O QUE FAZER
No trecho sobre transgênicos, o que falta aos integrantes da CTNBio, segundo Andrioli?

O especialista destacou que a liberação de transgênicos no país é uma realidade distante da imaginação da sociedade, e que não há avaliação responsável sobre os riscos relacionados a esses eventos.
Ele também critica o que chama de “irresponsabilidade organizada” de cientistas “acríticos”, que desprezam a opinião da ampla maioria da sociedade, que, diante das dúvidas que têm, geralmente se posiciona contra essas biotecnologias.
Ilegitimidade
Andrioli chama a atenção para a falta de legitimidade dos integrantes da CTNBio para tomar decisões graves, como liberar transgênicos na ausência de pesquisas conclusivas sobre a segurança à saúde e ao meio ambiente.

Entradas de dados extraídas
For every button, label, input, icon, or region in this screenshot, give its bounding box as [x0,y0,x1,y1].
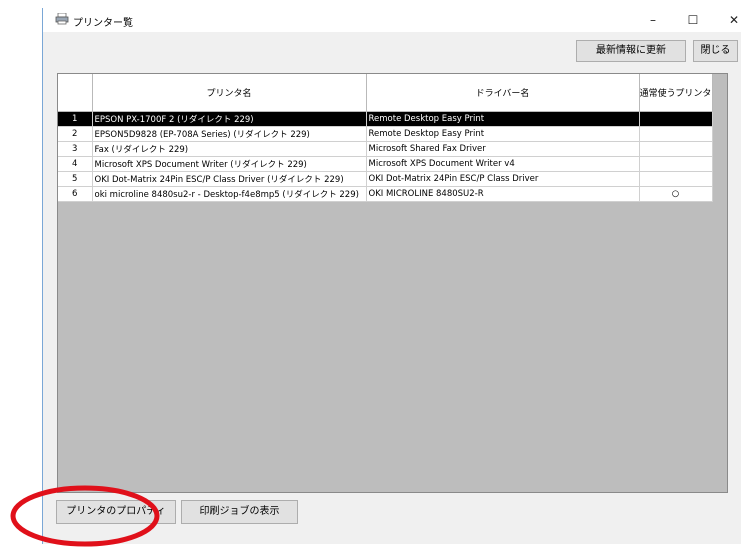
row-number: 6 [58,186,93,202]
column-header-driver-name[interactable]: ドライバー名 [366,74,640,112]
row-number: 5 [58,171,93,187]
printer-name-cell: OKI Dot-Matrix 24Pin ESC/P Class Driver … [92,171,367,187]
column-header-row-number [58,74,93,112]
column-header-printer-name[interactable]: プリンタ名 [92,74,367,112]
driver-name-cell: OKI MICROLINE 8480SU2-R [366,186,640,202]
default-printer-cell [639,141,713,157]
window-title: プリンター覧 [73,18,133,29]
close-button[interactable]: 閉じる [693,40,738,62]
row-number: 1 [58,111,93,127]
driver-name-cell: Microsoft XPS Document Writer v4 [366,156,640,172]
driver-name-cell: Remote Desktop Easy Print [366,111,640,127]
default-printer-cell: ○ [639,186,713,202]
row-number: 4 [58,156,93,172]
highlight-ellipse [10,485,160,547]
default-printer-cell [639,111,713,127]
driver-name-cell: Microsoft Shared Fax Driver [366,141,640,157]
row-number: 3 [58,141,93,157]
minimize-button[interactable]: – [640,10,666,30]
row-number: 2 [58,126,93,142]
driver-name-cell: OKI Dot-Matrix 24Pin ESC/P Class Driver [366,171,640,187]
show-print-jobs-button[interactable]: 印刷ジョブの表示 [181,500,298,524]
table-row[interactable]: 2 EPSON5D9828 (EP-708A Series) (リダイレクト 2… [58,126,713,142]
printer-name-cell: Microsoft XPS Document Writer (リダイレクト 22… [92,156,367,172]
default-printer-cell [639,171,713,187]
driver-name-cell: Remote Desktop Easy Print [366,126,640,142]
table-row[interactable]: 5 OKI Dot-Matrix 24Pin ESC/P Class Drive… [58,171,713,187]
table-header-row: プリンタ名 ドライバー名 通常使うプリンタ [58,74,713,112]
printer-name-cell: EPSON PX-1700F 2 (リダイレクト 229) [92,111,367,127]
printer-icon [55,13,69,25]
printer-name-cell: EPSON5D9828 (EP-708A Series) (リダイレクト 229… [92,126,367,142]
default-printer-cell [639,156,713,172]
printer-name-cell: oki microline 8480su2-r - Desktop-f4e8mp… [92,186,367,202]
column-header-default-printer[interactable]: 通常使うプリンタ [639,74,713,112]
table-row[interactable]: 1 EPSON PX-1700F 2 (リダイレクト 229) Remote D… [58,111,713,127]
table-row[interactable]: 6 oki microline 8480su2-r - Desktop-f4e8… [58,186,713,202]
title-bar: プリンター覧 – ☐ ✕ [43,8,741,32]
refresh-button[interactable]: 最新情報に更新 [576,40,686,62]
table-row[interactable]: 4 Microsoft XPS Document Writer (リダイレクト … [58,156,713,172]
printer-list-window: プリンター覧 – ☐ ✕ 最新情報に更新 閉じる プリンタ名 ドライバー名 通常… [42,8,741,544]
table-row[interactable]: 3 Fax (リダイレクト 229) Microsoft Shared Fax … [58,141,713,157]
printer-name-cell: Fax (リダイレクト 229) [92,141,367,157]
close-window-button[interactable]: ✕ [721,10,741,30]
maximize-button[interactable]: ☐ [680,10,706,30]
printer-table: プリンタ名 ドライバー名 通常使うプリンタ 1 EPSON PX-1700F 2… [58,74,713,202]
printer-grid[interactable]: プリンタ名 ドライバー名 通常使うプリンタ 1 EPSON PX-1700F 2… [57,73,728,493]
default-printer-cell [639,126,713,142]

---

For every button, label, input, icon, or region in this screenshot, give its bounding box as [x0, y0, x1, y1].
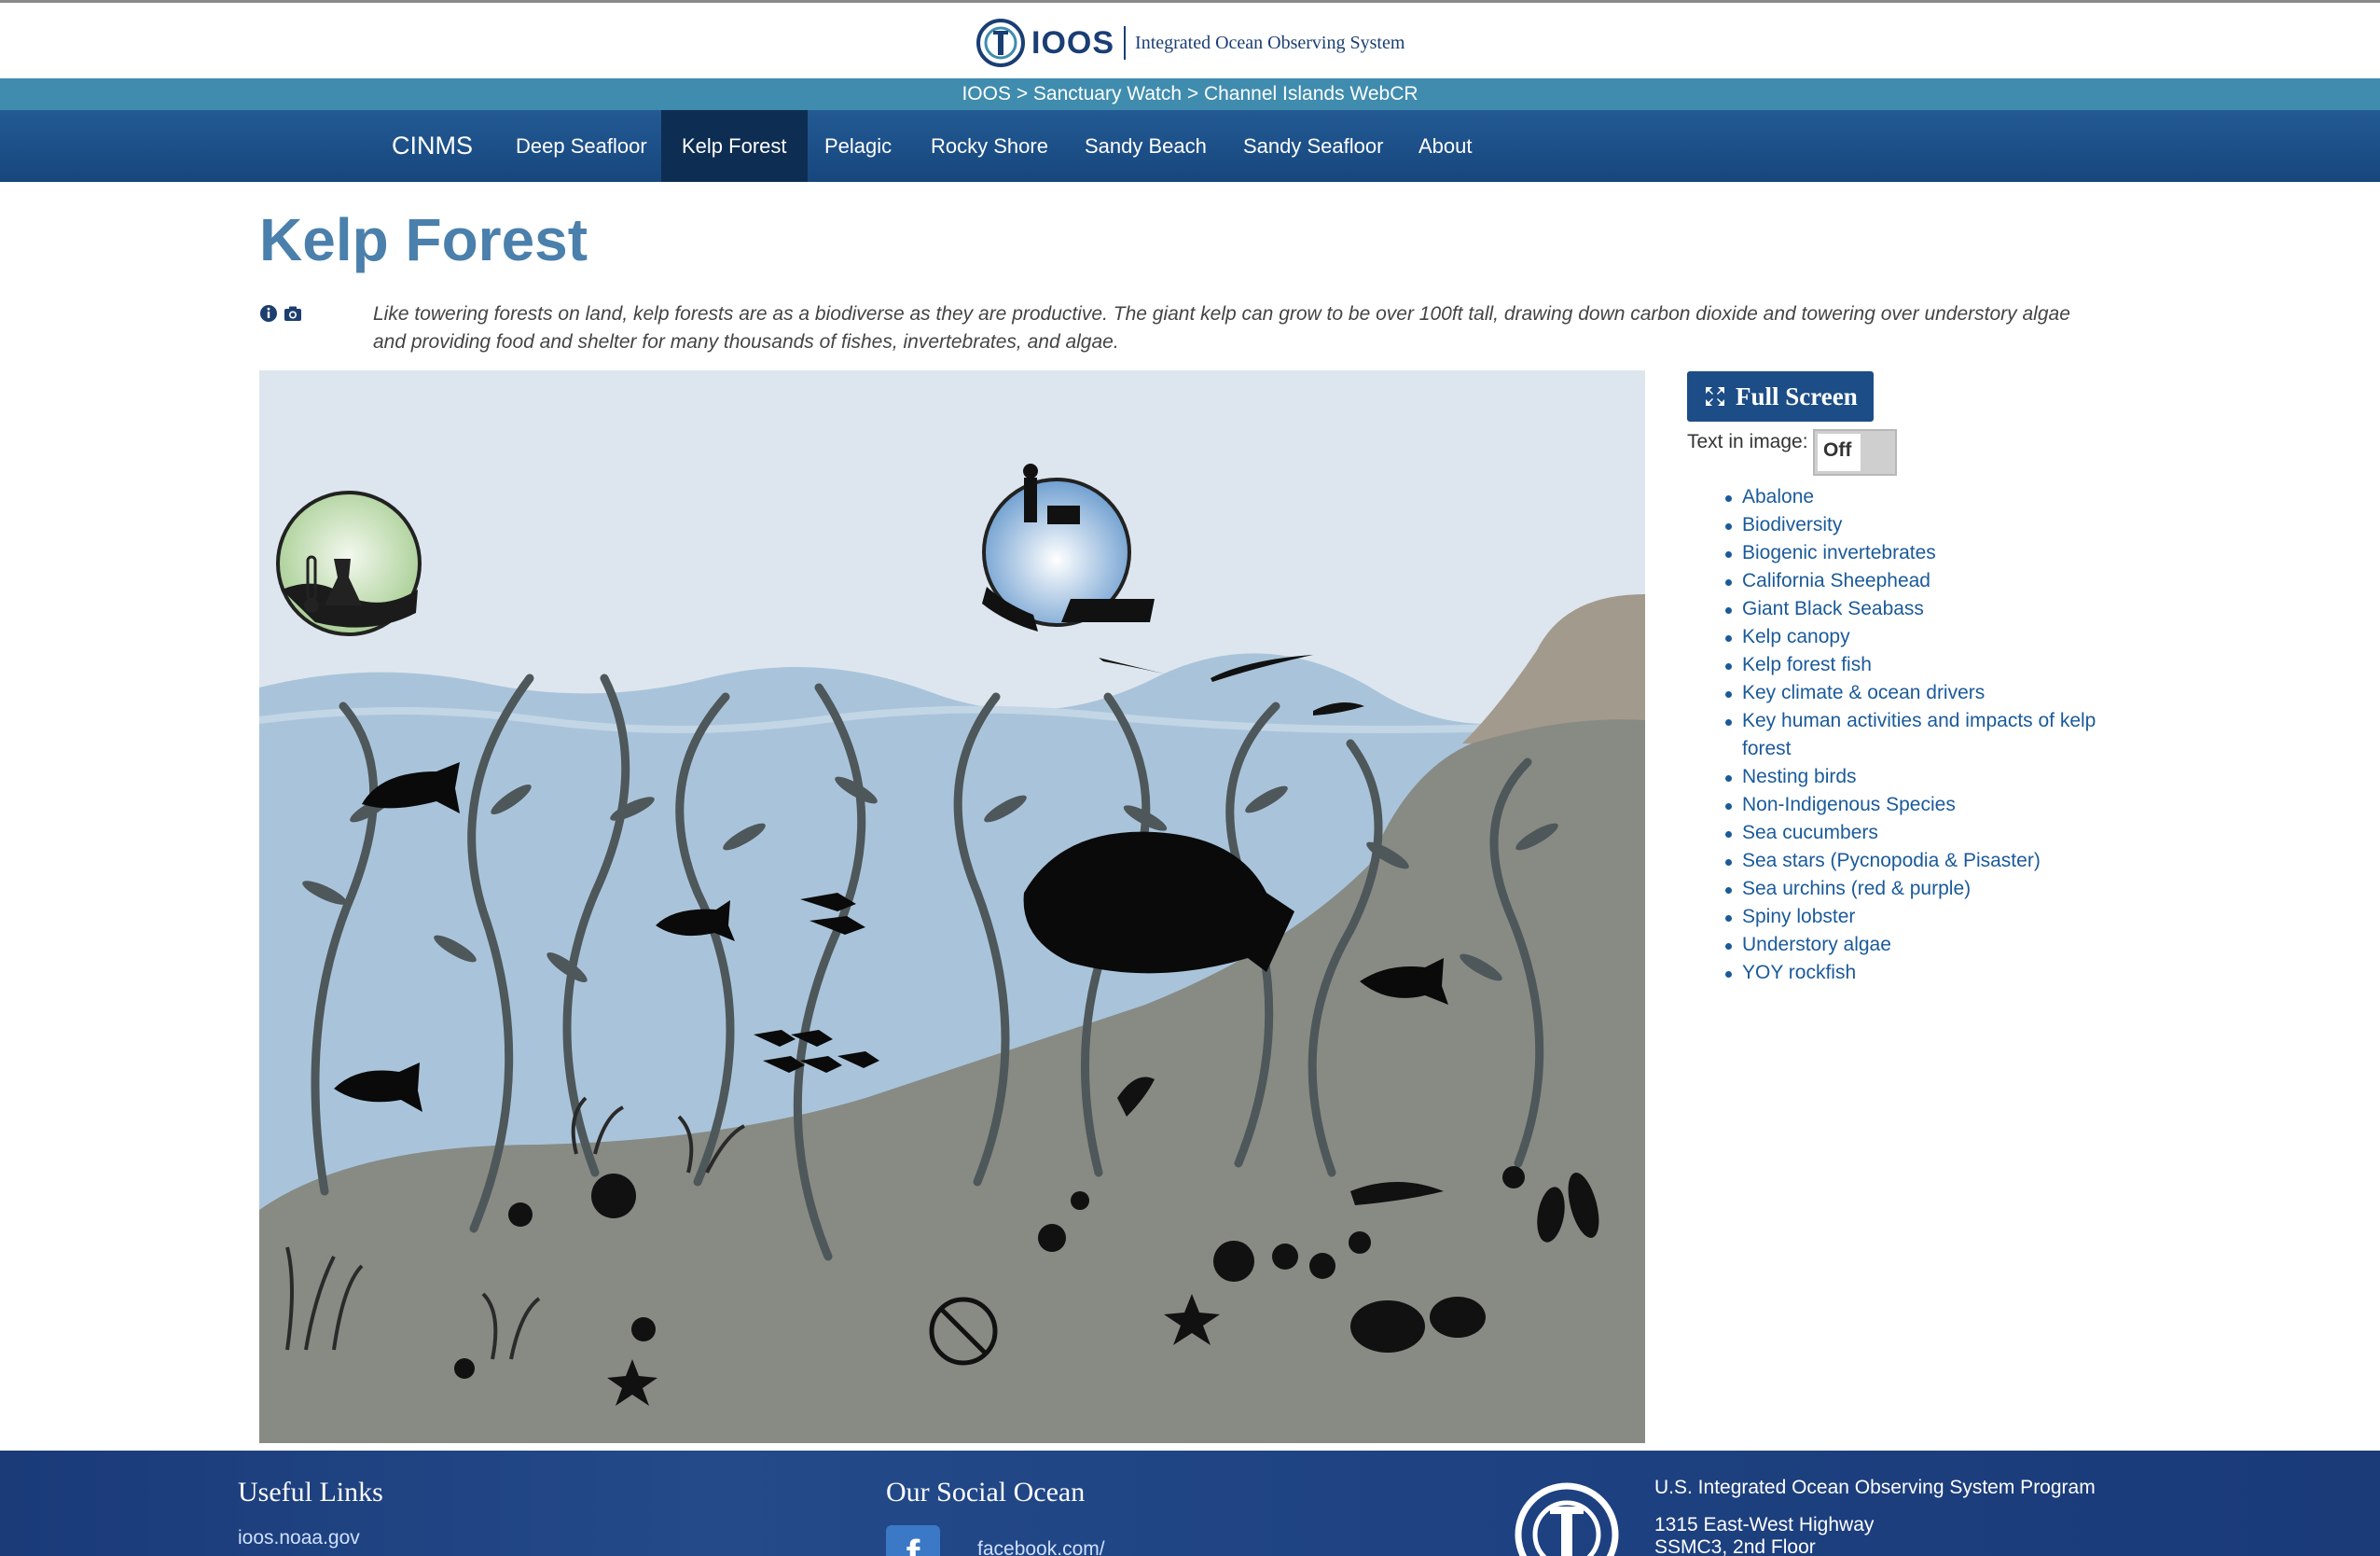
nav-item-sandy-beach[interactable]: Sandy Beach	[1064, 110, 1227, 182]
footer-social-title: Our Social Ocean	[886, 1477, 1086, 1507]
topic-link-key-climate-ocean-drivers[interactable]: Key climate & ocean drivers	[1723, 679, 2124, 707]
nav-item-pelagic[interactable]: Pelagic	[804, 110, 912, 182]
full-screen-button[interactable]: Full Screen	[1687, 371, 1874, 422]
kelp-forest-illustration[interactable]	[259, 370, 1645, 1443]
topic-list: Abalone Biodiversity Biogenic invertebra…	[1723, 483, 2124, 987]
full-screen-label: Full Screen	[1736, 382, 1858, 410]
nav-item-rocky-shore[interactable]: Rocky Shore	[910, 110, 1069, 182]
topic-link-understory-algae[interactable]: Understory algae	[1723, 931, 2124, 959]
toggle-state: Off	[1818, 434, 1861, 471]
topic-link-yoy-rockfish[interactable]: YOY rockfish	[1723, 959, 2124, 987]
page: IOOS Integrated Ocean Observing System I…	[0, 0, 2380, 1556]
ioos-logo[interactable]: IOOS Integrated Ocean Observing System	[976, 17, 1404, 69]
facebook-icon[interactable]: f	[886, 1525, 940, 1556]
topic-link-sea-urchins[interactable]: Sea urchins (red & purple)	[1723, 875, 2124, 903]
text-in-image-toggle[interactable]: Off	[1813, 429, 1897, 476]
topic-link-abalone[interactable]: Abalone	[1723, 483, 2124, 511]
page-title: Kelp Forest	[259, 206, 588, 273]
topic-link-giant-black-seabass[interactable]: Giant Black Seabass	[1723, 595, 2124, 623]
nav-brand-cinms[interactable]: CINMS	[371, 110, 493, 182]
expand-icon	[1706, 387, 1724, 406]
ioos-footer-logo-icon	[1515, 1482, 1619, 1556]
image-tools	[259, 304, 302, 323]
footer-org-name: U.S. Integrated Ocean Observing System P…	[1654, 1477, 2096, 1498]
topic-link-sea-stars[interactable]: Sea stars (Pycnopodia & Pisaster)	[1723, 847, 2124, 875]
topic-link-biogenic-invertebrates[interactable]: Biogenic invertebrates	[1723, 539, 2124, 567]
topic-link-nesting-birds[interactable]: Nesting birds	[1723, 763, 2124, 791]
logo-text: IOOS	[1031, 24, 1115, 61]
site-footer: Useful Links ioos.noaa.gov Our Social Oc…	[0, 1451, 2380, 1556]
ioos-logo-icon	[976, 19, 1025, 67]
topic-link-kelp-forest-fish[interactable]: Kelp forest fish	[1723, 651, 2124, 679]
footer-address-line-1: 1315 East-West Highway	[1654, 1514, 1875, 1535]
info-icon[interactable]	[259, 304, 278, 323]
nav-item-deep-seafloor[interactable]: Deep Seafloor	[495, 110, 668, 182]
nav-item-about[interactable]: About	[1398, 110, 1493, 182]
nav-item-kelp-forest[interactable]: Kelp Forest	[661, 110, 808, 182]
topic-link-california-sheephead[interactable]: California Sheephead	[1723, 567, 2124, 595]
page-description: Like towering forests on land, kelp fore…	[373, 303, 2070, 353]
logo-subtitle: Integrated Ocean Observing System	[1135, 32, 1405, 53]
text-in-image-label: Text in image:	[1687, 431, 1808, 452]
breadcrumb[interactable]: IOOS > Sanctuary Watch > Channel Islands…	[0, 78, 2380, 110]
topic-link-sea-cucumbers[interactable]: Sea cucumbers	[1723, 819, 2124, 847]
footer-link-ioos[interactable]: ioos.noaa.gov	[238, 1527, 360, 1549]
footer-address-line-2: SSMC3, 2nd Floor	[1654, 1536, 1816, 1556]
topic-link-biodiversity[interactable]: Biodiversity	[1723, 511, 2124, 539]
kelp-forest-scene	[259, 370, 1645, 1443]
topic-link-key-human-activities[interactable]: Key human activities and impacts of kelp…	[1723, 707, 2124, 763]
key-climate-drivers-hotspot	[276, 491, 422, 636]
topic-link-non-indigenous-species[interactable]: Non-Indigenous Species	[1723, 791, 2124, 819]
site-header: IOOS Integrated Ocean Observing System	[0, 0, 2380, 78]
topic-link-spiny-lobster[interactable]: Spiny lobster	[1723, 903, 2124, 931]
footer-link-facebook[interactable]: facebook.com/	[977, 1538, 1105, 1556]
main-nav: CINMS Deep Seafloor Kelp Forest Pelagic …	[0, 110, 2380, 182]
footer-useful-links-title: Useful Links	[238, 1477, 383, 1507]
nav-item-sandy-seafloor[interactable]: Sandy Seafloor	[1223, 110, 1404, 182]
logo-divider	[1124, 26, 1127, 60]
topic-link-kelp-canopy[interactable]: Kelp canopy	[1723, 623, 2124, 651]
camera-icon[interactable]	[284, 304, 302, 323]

...

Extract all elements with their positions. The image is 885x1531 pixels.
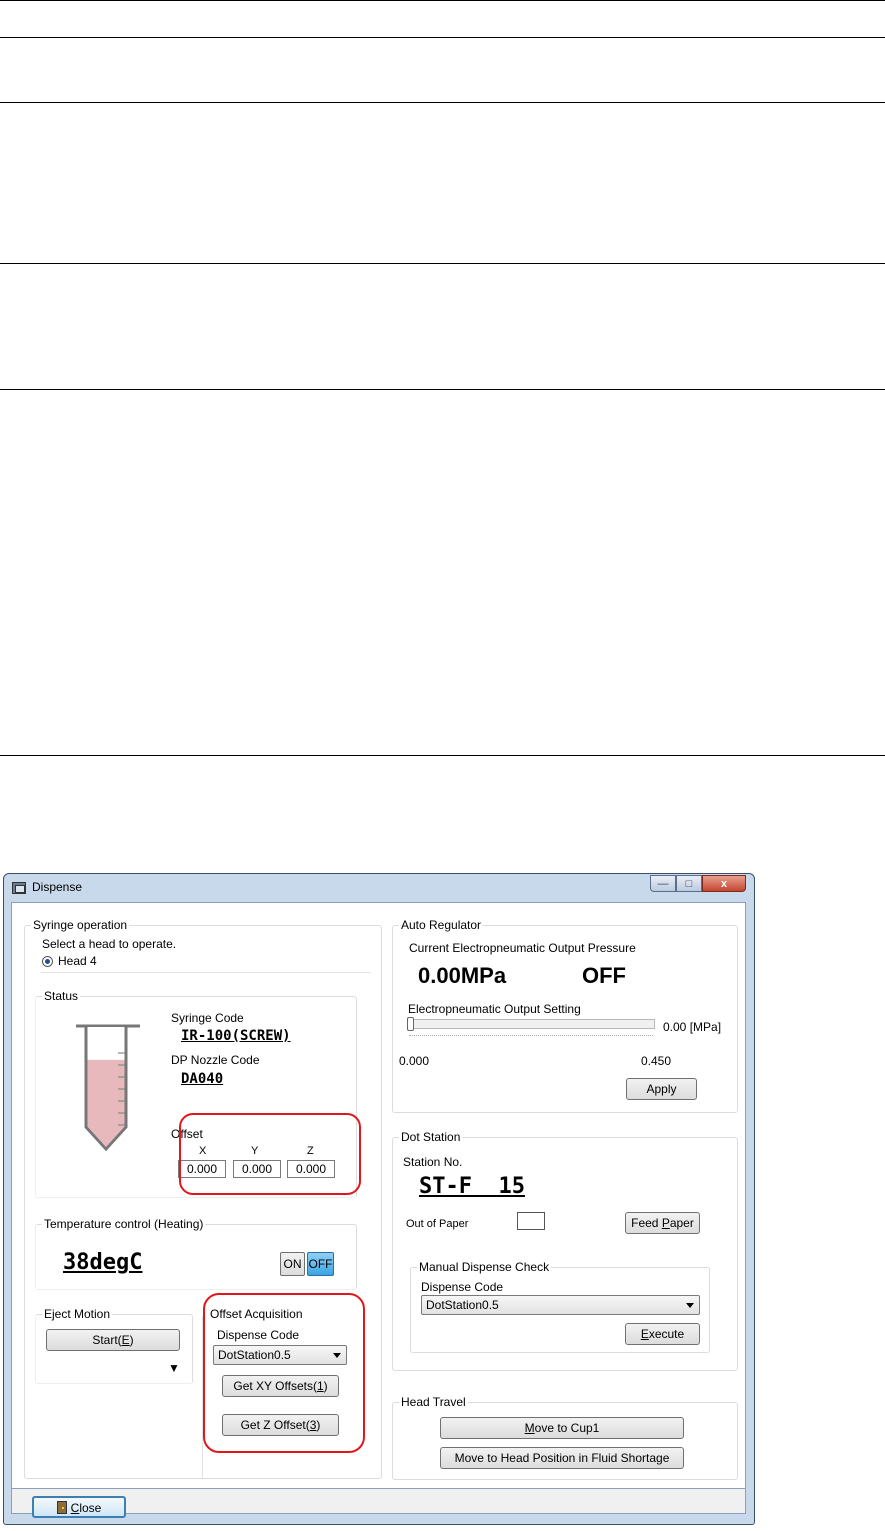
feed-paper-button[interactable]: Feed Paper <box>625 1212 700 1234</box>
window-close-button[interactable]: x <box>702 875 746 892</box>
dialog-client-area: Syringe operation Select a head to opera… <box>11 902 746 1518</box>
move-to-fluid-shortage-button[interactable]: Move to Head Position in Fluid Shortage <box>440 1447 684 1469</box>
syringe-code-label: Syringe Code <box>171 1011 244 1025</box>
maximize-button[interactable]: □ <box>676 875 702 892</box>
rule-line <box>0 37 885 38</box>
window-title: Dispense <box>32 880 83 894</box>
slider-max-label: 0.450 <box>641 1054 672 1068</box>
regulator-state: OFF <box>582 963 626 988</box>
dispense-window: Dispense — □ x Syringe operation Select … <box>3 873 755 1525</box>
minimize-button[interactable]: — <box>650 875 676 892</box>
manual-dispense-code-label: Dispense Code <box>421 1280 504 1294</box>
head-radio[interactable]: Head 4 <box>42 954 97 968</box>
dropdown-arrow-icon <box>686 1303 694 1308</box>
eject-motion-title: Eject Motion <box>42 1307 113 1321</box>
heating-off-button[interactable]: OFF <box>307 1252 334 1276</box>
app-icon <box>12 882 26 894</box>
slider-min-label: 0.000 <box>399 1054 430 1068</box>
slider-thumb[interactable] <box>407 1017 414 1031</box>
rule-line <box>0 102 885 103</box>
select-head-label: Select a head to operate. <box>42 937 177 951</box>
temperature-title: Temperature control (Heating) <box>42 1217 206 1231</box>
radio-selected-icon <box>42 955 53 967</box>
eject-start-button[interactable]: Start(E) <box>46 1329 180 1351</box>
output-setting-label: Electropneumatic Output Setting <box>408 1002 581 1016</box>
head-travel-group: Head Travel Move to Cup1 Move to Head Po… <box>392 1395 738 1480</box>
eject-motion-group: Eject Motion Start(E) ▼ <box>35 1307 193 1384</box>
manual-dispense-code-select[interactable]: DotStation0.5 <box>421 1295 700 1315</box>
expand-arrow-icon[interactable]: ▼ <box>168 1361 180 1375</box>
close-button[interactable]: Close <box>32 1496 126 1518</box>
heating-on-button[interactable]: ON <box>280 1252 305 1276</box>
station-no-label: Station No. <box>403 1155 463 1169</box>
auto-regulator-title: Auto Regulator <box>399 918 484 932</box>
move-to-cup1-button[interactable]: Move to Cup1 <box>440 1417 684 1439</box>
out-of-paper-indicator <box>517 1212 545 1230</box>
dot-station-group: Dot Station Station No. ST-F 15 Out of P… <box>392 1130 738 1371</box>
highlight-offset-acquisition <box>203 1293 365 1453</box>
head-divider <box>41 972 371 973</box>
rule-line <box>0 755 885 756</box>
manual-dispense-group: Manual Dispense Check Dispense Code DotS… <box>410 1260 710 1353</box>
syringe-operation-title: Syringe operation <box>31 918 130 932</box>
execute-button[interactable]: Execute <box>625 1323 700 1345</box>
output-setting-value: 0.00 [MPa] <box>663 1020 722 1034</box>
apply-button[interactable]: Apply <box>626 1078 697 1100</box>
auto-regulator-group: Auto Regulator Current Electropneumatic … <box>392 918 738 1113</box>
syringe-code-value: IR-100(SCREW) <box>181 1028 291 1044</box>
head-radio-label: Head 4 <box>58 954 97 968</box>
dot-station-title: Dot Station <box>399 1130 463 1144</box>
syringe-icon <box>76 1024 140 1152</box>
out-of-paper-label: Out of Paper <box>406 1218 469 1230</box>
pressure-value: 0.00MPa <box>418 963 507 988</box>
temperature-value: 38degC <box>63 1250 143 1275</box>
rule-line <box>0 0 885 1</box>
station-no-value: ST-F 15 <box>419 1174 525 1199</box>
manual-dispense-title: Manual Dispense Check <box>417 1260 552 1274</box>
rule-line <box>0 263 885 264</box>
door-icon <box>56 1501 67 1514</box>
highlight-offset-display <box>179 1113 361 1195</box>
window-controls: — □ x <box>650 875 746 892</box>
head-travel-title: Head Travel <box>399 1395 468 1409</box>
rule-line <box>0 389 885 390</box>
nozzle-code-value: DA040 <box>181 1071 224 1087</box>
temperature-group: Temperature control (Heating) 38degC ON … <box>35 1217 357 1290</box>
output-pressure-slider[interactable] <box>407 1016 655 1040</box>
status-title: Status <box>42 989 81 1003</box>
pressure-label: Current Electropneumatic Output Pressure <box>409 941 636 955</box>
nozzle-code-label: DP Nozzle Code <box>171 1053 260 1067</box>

RESPOSTA
Falta-lhes legitimidade para tomar decisões graves, como liberar transgênicos sem pesquisas conclusivas sobre a segurança à saúde e ao meio ambiente.